• Directive: Copy the records below line for line, with no changes.

──────────

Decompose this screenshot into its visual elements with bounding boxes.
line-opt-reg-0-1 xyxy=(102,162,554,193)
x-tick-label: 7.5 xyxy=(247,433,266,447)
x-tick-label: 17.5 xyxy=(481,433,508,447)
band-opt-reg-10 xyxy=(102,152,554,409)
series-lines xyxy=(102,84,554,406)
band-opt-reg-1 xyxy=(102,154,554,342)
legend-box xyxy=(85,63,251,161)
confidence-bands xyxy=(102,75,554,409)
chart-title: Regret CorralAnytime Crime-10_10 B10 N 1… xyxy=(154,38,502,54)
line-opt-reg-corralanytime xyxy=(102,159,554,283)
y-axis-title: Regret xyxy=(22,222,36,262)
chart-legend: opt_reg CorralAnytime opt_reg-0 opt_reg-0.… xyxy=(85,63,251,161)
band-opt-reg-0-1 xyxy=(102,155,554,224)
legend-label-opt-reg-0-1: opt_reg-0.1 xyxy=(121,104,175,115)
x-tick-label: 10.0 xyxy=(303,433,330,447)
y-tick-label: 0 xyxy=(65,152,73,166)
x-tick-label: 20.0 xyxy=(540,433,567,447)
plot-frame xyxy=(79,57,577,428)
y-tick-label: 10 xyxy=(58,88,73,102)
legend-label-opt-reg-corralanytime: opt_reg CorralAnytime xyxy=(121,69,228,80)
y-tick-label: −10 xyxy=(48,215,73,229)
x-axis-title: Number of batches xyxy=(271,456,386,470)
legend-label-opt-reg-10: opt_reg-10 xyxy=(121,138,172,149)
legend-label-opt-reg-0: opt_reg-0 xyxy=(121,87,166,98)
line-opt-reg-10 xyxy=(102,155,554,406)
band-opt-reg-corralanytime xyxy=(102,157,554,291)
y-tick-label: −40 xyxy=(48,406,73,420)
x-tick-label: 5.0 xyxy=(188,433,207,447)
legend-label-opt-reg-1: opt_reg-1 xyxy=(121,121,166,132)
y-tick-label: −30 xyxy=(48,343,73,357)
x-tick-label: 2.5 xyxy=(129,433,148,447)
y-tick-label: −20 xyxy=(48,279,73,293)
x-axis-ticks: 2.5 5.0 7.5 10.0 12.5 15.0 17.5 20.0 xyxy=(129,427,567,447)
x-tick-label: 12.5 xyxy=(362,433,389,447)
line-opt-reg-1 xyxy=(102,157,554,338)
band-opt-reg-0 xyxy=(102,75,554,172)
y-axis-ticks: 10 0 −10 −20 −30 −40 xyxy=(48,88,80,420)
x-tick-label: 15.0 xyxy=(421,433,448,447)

──────────

• Exercise solution:
Decompose this screenshot into its visual elements with bounding boxes.
line-opt-reg-0-1 xyxy=(102,162,554,193)
x-tick-label: 7.5 xyxy=(247,433,266,447)
x-tick-label: 17.5 xyxy=(481,433,508,447)
band-opt-reg-10 xyxy=(102,152,554,409)
series-lines xyxy=(102,84,554,406)
band-opt-reg-1 xyxy=(102,154,554,342)
legend-box xyxy=(85,63,251,161)
confidence-bands xyxy=(102,75,554,409)
chart-title: Regret CorralAnytime Crime-10_10 B10 N 1… xyxy=(154,38,502,54)
line-opt-reg-corralanytime xyxy=(102,159,554,283)
y-axis-title: Regret xyxy=(22,222,36,262)
chart-legend: opt_reg CorralAnytime opt_reg-0 opt_reg-0.… xyxy=(85,63,251,161)
band-opt-reg-0-1 xyxy=(102,155,554,224)
legend-label-opt-reg-0-1: opt_reg-0.1 xyxy=(121,104,175,115)
x-tick-label: 10.0 xyxy=(303,433,330,447)
y-tick-label: 0 xyxy=(65,152,73,166)
x-tick-label: 20.0 xyxy=(540,433,567,447)
plot-frame xyxy=(79,57,577,428)
y-tick-label: 10 xyxy=(58,88,73,102)
legend-label-opt-reg-corralanytime: opt_reg CorralAnytime xyxy=(121,69,228,80)
y-tick-label: −10 xyxy=(48,215,73,229)
x-axis-title: Number of batches xyxy=(271,456,386,470)
legend-label-opt-reg-10: opt_reg-10 xyxy=(121,138,172,149)
legend-label-opt-reg-0: opt_reg-0 xyxy=(121,87,166,98)
line-opt-reg-10 xyxy=(102,155,554,406)
band-opt-reg-corralanytime xyxy=(102,157,554,291)
y-tick-label: −40 xyxy=(48,406,73,420)
x-tick-label: 5.0 xyxy=(188,433,207,447)
legend-label-opt-reg-1: opt_reg-1 xyxy=(121,121,166,132)
y-tick-label: −30 xyxy=(48,343,73,357)
x-tick-label: 2.5 xyxy=(129,433,148,447)
y-tick-label: −20 xyxy=(48,279,73,293)
x-axis-ticks: 2.5 5.0 7.5 10.0 12.5 15.0 17.5 20.0 xyxy=(129,427,567,447)
x-tick-label: 12.5 xyxy=(362,433,389,447)
line-opt-reg-1 xyxy=(102,157,554,338)
band-opt-reg-0 xyxy=(102,75,554,172)
y-axis-ticks: 10 0 −10 −20 −30 −40 xyxy=(48,88,80,420)
x-tick-label: 15.0 xyxy=(421,433,448,447)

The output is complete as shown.